INPUT:
*****

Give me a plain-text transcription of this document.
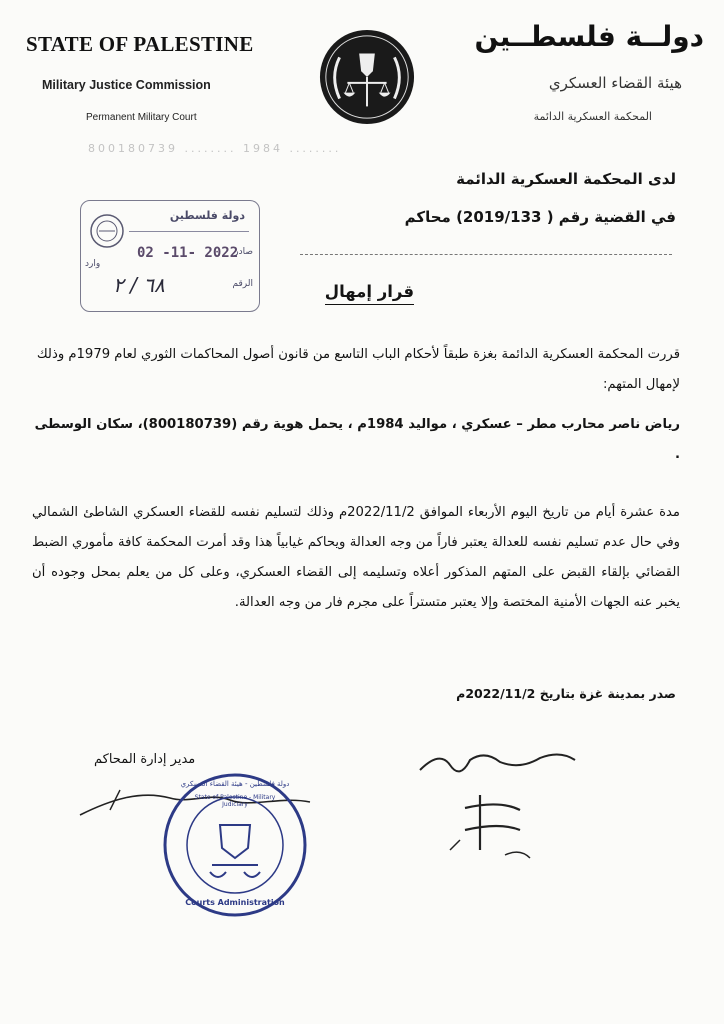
STATE OF PALESTINE
Military Justice Commission
Permanent Military Court
دولــة فلسطــين
هيئة القضاء العسكري
المحكمة العسكرية الدائمة
800180739 ........ 1984 ........
لدى المحكمة العسكرية الدائمة
في القضية رقم ( 2019/133) محاكم
دولة فلسطين
صادر
وارد
02 -11- 2022
الرقم
٦٨ / ٢	قرار إمهال
قررت المحكمة العسكرية الدائمة بغزة طبقاً لأحكام الباب التاسع من قانون أصول المحاكمات الثوري لعام 1979م وذلك لإمهال المتهم:
رياض ناصر محارب مطر – عسكري ، مواليد 1984م ، يحمل هوية رقم (800180739)، سكان الوسطى .
مدة عشرة أيام من تاريخ اليوم الأربعاء الموافق 2022/11/2م وذلك لتسليم نفسه للقضاء العسكري الشاطئ الشمالي وفي حال عدم تسليم نفسه للعدالة يعتبر فاراً من وجه العدالة ويحاكم غيابياً هذا وقد أمرت المحكمة كافة مأموري الضبط القضائي بإلقاء القبض على المتهم المذكور أعلاه وتسليمه إلى القضاء العسكري، وعلى كل من يعلم بمحل وجوده أن يخبر عنه الجهات الأمنية المختصة وإلا يعتبر متستراً على مجرم فار من وجه العدالة.
صدر بمدينة غزة بتاريخ 2022/11/2م
مدير إدارة المحاكم
دولة فلسطين - هيئة القضاء العسكري
State of Palestine - Military Judiciary
Courts Administration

*****

WHAT THE TASK REQUIRES: Copy the records above exactly, omitting every picture.

ANSWER:
Give me a plain-text transcription of this document.
STATE OF PALESTINE
Military Justice Commission
Permanent Military Court
دولــة فلسطــين
هيئة القضاء العسكري
المحكمة العسكرية الدائمة
800180739 ........ 1984 ........
لدى المحكمة العسكرية الدائمة
في القضية رقم ( 2019/133) محاكم
دولة فلسطين
صادر
وارد
02 -11- 2022
الرقم
٦٨ / ٢	قرار إمهال
قررت المحكمة العسكرية الدائمة بغزة طبقاً لأحكام الباب التاسع من قانون أصول المحاكمات الثوري لعام 1979م وذلك لإمهال المتهم:
رياض ناصر محارب مطر – عسكري ، مواليد 1984م ، يحمل هوية رقم (800180739)، سكان الوسطى .
مدة عشرة أيام من تاريخ اليوم الأربعاء الموافق 2022/11/2م وذلك لتسليم نفسه للقضاء العسكري الشاطئ الشمالي وفي حال عدم تسليم نفسه للعدالة يعتبر فاراً من وجه العدالة ويحاكم غيابياً هذا وقد أمرت المحكمة كافة مأموري الضبط القضائي بإلقاء القبض على المتهم المذكور أعلاه وتسليمه إلى القضاء العسكري، وعلى كل من يعلم بمحل وجوده أن يخبر عنه الجهات الأمنية المختصة وإلا يعتبر متستراً على مجرم فار من وجه العدالة.
صدر بمدينة غزة بتاريخ 2022/11/2م
مدير إدارة المحاكم
دولة فلسطين - هيئة القضاء العسكري
State of Palestine - Military Judiciary
Courts Administration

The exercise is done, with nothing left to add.